-- Begin --
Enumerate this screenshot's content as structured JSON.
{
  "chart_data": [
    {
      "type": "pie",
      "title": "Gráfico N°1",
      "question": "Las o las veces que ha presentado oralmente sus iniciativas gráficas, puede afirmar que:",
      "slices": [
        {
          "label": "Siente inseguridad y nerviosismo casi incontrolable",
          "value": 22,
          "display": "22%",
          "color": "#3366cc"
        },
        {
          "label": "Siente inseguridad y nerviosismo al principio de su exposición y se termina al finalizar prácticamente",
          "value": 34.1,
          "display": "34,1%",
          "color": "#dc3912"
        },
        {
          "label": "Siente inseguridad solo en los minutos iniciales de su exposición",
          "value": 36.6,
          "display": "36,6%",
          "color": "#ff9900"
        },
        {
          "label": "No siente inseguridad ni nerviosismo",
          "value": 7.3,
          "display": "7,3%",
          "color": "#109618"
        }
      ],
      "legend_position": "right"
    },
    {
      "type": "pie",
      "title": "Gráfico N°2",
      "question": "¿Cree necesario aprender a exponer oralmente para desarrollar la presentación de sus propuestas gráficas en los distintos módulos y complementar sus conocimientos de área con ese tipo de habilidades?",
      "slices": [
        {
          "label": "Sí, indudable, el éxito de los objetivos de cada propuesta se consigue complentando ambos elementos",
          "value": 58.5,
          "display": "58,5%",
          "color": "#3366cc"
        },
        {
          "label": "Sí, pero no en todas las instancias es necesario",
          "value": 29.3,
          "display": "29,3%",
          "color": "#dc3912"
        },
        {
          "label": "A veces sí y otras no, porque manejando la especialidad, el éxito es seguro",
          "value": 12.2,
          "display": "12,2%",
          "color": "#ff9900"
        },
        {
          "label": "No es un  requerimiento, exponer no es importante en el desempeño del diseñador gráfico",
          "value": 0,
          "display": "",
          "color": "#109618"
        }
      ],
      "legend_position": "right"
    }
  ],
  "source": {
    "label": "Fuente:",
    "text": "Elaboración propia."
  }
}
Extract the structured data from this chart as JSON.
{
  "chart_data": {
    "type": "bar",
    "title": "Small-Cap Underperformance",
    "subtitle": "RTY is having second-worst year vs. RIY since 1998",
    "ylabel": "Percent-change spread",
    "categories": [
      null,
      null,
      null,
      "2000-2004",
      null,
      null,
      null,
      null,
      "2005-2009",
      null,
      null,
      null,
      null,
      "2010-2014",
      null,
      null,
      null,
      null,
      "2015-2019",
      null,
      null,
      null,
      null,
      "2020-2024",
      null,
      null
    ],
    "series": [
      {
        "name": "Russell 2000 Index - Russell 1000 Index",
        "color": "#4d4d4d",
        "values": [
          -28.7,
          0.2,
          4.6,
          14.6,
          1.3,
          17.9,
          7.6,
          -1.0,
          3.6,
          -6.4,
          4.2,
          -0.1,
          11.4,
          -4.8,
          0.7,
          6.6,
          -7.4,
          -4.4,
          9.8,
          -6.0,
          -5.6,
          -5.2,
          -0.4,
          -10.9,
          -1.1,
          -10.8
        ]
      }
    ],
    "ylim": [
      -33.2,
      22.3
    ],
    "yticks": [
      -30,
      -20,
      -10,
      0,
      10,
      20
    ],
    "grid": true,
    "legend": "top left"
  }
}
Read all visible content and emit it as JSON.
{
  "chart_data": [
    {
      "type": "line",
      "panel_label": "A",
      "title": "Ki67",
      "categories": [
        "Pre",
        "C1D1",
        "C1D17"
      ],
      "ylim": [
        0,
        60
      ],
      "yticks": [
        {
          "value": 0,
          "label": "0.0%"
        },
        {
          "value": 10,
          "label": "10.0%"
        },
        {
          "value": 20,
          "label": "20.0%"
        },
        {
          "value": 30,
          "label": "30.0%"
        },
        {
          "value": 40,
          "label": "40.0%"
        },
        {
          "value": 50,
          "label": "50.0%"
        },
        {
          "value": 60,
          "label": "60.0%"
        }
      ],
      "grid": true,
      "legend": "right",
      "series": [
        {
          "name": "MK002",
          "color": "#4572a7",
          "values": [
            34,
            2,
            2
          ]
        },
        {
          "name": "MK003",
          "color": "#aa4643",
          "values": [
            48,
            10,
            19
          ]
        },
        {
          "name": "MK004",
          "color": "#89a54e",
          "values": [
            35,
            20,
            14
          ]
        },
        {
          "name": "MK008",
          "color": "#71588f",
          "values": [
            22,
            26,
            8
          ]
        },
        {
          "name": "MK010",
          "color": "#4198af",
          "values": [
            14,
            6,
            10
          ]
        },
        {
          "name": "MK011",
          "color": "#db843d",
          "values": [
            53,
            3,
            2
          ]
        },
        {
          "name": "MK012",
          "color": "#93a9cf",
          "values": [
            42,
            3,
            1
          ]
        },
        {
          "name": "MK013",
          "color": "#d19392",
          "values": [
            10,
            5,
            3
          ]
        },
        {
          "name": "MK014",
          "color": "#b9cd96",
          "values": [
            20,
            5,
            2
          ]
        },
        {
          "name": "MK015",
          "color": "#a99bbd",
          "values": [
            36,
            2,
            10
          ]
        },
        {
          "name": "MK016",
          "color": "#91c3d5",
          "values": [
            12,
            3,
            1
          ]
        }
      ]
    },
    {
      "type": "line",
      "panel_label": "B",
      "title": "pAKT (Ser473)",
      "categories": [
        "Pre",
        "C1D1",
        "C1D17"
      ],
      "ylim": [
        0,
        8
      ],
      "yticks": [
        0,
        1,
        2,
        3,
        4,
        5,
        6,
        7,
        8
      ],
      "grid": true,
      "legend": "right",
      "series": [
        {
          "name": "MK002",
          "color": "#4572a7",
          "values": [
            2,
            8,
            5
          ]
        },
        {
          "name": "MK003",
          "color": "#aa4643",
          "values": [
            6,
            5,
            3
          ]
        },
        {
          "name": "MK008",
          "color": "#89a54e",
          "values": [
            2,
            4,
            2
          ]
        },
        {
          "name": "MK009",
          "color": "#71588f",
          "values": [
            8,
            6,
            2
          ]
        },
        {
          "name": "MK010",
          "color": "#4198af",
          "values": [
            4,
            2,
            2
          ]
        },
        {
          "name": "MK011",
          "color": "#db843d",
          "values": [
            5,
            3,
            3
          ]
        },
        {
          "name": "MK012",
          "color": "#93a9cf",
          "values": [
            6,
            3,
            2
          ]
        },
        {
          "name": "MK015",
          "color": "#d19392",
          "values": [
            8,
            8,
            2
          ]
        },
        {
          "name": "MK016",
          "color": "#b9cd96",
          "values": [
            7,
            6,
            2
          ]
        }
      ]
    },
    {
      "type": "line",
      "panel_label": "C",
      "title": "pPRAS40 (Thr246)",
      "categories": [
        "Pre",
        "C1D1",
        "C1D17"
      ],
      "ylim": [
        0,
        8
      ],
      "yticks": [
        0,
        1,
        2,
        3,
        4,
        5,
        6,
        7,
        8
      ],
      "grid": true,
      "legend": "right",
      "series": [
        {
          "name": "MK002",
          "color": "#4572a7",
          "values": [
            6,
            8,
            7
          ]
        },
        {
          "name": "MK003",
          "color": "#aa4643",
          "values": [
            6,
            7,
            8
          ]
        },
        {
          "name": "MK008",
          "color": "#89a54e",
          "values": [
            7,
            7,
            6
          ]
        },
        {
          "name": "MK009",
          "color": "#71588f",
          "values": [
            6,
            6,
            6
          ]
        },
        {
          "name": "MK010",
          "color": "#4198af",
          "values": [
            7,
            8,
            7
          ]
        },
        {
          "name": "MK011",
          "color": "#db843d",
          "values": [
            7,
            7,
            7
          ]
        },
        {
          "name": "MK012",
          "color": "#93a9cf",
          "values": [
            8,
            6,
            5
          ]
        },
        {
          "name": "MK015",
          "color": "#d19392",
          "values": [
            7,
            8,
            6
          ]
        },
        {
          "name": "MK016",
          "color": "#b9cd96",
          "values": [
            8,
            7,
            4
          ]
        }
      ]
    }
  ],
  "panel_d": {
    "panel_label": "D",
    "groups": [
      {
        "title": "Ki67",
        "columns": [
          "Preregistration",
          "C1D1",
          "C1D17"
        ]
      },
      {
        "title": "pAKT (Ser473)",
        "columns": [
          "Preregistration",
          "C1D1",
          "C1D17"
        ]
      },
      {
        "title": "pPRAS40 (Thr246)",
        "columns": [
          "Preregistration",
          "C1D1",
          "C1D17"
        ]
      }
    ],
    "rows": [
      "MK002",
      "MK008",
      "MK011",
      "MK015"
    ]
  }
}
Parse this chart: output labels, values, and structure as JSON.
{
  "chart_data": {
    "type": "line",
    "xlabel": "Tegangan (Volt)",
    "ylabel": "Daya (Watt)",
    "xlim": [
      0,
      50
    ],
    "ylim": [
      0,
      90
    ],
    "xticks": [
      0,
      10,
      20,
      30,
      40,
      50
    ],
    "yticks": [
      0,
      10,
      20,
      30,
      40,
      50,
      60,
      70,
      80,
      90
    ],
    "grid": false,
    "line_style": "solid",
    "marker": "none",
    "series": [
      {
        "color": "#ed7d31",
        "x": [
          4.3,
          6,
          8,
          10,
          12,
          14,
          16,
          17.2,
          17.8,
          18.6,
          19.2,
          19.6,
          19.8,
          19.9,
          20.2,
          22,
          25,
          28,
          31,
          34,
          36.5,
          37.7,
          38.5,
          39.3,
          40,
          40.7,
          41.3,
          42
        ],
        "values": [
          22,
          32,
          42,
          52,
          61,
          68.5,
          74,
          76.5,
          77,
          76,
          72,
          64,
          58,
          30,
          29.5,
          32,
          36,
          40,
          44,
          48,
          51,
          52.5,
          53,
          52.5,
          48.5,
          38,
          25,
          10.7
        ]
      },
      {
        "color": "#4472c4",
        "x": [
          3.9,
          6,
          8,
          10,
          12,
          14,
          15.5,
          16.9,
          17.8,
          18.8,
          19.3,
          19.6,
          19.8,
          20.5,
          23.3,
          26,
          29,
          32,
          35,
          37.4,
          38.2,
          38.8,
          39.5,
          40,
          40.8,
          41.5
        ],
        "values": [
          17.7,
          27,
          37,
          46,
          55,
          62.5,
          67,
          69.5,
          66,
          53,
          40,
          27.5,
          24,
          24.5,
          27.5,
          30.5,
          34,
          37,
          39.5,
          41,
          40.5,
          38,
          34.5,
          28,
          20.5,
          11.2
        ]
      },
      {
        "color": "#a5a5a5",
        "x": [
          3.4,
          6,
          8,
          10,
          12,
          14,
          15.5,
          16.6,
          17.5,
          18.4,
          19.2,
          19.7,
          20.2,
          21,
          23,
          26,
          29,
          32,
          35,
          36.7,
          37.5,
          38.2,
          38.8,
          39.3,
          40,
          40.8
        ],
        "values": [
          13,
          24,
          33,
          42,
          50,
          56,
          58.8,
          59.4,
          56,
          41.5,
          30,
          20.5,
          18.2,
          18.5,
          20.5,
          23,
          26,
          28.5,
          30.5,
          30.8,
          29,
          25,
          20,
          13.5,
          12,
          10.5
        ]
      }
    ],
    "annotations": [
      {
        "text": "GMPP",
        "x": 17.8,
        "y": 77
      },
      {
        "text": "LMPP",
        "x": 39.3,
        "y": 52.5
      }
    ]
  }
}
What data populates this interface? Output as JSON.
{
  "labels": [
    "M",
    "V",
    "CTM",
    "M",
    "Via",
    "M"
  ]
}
-- End --
## Aim:
Every line of the listing that holds "veces" should be found and copied.

## Worked solution:
      "question": "Las o las veces que ha presentado oralmente sus iniciativas gráficas, puede afirmar que:",
          "label": "A veces sí y otras no, porque manejando la especialidad, el éxito es seguro",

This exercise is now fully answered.